Dataset excerpts:
::::

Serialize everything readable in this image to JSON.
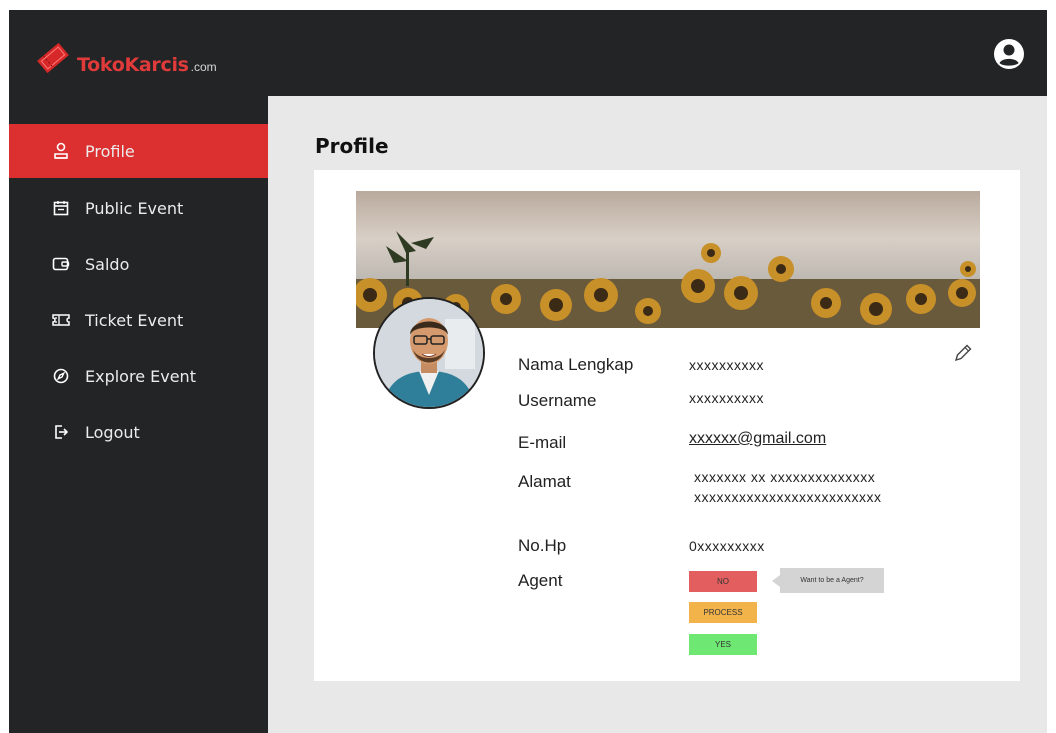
{
  "app": {
    "logo_text": "TokoKarcis",
    "logo_suffix": ".com"
  },
  "header": {
    "user_icon": "user-circle-icon"
  },
  "sidebar": {
    "items": [
      {
        "label": "Profile",
        "icon": "profile-icon",
        "active": true
      },
      {
        "label": "Public Event",
        "icon": "calendar-icon",
        "active": false
      },
      {
        "label": "Saldo",
        "icon": "wallet-icon",
        "active": false
      },
      {
        "label": "Ticket Event",
        "icon": "ticket-icon",
        "active": false
      },
      {
        "label": "Explore Event",
        "icon": "compass-icon",
        "active": false
      },
      {
        "label": "Logout",
        "icon": "logout-icon",
        "active": false
      }
    ]
  },
  "main": {
    "title": "Profile"
  },
  "profile": {
    "fields": {
      "nama_label": "Nama Lengkap",
      "nama_value": "xxxxxxxxxx",
      "username_label": "Username",
      "username_value": "xxxxxxxxxx",
      "email_label": "E-mail",
      "email_value": "xxxxxx@gmail.com",
      "alamat_label": "Alamat",
      "alamat_line1": "xxxxxxx xx xxxxxxxxxxxxxx",
      "alamat_line2": "xxxxxxxxxxxxxxxxxxxxxxxxx",
      "nohp_label": "No.Hp",
      "nohp_value": "0xxxxxxxxx",
      "agent_label": "Agent"
    },
    "agent_status": {
      "no": "NO",
      "process": "PROCESS",
      "yes": "YES",
      "tooltip": "Want to be a Agent?"
    }
  },
  "colors": {
    "accent": "#dc3030",
    "dark": "#232425",
    "no": "#e35f5f",
    "process": "#f2b34a",
    "yes": "#6ee873"
  }
}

::::

## Exercise
From start to finish, output the listing exactly, but omit its pictures.

## Task answer
Serialize everything readable in this image to JSON.
{
  "app": {
    "logo_text": "TokoKarcis",
    "logo_suffix": ".com"
  },
  "header": {
    "user_icon": "user-circle-icon"
  },
  "sidebar": {
    "items": [
      {
        "label": "Profile",
        "icon": "profile-icon",
        "active": true
      },
      {
        "label": "Public Event",
        "icon": "calendar-icon",
        "active": false
      },
      {
        "label": "Saldo",
        "icon": "wallet-icon",
        "active": false
      },
      {
        "label": "Ticket Event",
        "icon": "ticket-icon",
        "active": false
      },
      {
        "label": "Explore Event",
        "icon": "compass-icon",
        "active": false
      },
      {
        "label": "Logout",
        "icon": "logout-icon",
        "active": false
      }
    ]
  },
  "main": {
    "title": "Profile"
  },
  "profile": {
    "fields": {
      "nama_label": "Nama Lengkap",
      "nama_value": "xxxxxxxxxx",
      "username_label": "Username",
      "username_value": "xxxxxxxxxx",
      "email_label": "E-mail",
      "email_value": "xxxxxx@gmail.com",
      "alamat_label": "Alamat",
      "alamat_line1": "xxxxxxx xx xxxxxxxxxxxxxx",
      "alamat_line2": "xxxxxxxxxxxxxxxxxxxxxxxxx",
      "nohp_label": "No.Hp",
      "nohp_value": "0xxxxxxxxx",
      "agent_label": "Agent"
    },
    "agent_status": {
      "no": "NO",
      "process": "PROCESS",
      "yes": "YES",
      "tooltip": "Want to be a Agent?"
    }
  },
  "colors": {
    "accent": "#dc3030",
    "dark": "#232425",
    "no": "#e35f5f",
    "process": "#f2b34a",
    "yes": "#6ee873"
  }
}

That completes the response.